Report how many lines below contain the word "сутки". Give only the number.

▶ **SUPPLIED RECORDS**
::::::

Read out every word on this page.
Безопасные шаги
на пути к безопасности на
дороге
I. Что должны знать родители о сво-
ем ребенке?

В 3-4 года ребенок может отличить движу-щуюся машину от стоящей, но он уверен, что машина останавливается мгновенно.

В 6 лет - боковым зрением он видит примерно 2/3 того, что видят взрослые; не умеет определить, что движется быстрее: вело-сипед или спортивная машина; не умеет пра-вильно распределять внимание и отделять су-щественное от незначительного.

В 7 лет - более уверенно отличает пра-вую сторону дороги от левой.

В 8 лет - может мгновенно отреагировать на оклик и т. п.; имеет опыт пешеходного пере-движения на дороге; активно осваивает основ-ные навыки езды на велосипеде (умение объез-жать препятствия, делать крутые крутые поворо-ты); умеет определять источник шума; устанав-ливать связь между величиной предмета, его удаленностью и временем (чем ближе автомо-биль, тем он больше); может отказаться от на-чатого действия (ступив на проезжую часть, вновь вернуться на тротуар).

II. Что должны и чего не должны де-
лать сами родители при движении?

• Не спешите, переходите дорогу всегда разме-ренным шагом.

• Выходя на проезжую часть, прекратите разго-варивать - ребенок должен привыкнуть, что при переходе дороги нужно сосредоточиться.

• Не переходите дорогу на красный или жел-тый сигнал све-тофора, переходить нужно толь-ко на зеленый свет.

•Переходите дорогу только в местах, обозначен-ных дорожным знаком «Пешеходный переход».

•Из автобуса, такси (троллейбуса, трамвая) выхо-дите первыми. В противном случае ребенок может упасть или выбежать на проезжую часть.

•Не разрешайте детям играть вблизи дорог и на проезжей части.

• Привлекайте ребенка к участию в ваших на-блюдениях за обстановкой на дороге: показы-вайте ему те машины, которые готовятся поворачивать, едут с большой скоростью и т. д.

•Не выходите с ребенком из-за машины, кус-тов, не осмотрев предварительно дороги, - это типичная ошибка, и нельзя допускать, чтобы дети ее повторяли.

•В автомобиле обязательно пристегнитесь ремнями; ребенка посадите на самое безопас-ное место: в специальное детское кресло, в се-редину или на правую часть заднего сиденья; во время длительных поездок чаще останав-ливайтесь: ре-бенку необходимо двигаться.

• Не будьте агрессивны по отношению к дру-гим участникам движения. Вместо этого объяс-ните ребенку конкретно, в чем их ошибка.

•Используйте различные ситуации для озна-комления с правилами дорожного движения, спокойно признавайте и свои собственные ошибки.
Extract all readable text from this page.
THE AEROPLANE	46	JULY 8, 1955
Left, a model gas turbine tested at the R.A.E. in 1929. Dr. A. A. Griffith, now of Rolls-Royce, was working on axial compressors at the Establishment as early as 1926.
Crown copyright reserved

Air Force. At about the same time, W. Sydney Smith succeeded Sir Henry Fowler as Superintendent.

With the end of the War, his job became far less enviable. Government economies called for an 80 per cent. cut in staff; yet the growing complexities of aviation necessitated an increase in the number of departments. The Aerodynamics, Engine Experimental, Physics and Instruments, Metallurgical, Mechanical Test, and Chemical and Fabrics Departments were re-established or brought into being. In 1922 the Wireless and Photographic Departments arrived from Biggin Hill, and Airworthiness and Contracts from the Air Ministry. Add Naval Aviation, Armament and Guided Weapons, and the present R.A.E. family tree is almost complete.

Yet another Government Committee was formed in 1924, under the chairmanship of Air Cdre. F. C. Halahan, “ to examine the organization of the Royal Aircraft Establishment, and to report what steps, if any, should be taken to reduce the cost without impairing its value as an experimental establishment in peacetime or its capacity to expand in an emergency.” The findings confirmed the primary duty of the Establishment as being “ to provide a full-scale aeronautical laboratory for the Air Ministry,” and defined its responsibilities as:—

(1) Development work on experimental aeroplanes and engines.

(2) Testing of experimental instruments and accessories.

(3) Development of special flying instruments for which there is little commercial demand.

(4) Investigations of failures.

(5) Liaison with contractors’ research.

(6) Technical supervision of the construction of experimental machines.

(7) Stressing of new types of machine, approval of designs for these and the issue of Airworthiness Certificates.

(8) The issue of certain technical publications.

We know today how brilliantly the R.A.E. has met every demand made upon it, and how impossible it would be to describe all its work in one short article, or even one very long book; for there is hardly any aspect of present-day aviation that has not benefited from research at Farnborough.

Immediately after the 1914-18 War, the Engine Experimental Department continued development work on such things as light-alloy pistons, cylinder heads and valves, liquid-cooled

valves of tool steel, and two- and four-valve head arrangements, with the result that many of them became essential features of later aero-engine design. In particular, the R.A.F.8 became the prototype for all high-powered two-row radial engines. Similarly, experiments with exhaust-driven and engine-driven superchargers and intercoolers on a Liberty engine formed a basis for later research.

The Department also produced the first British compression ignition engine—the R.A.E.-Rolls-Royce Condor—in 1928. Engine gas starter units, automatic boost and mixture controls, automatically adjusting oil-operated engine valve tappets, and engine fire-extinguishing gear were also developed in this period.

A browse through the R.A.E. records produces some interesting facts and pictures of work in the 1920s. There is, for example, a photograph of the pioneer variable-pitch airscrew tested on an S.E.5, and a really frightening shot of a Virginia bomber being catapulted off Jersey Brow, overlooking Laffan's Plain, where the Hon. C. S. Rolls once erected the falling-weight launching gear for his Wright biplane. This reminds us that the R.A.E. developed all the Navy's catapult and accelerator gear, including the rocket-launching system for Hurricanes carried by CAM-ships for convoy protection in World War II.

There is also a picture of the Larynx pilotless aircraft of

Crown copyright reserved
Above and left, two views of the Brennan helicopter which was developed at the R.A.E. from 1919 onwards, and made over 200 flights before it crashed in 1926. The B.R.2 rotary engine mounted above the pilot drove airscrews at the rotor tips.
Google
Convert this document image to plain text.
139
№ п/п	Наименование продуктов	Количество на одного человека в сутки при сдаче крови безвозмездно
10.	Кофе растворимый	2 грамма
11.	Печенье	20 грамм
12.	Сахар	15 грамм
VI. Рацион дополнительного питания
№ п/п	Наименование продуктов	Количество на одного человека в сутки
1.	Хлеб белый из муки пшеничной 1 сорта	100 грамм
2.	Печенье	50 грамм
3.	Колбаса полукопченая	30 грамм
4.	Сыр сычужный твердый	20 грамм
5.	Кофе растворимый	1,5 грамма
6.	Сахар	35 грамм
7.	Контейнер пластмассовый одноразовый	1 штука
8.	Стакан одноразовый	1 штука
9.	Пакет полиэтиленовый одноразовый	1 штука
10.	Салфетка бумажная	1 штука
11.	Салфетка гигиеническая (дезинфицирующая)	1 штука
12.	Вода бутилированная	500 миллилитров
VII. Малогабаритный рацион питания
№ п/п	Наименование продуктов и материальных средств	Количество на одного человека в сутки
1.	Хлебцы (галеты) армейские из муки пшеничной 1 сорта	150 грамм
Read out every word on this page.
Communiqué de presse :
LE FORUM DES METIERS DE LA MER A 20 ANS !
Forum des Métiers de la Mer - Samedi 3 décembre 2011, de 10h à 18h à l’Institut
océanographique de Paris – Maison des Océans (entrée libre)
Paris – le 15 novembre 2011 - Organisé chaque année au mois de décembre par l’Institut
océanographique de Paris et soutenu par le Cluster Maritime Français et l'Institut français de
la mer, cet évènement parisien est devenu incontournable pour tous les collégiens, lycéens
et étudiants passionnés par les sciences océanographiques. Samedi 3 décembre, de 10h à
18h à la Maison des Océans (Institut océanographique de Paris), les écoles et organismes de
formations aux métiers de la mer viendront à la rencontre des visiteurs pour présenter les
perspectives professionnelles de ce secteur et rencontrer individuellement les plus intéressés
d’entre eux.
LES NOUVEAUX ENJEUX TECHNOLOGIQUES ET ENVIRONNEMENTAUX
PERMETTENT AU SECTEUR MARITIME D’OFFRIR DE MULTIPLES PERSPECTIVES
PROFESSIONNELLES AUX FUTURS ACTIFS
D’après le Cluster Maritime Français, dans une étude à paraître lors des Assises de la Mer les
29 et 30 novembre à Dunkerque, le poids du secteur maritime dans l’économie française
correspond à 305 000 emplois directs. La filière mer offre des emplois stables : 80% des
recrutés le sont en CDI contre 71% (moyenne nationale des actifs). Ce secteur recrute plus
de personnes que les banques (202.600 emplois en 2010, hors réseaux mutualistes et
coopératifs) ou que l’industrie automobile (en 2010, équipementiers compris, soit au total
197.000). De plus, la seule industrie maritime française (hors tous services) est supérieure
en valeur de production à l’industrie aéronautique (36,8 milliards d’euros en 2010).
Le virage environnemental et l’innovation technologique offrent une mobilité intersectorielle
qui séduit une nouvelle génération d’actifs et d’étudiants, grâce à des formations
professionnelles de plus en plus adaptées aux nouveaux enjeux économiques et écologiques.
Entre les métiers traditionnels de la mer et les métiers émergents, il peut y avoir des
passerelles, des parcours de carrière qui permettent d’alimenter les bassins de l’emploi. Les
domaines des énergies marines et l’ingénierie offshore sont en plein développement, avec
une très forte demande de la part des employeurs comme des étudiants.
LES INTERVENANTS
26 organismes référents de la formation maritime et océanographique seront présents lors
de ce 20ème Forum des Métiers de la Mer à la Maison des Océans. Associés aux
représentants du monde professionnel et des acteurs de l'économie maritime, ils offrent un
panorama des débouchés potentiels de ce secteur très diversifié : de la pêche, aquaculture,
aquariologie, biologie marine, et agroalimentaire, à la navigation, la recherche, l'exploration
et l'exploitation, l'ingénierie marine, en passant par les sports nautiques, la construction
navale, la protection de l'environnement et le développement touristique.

::::::

▶ **THE ANSWER**
3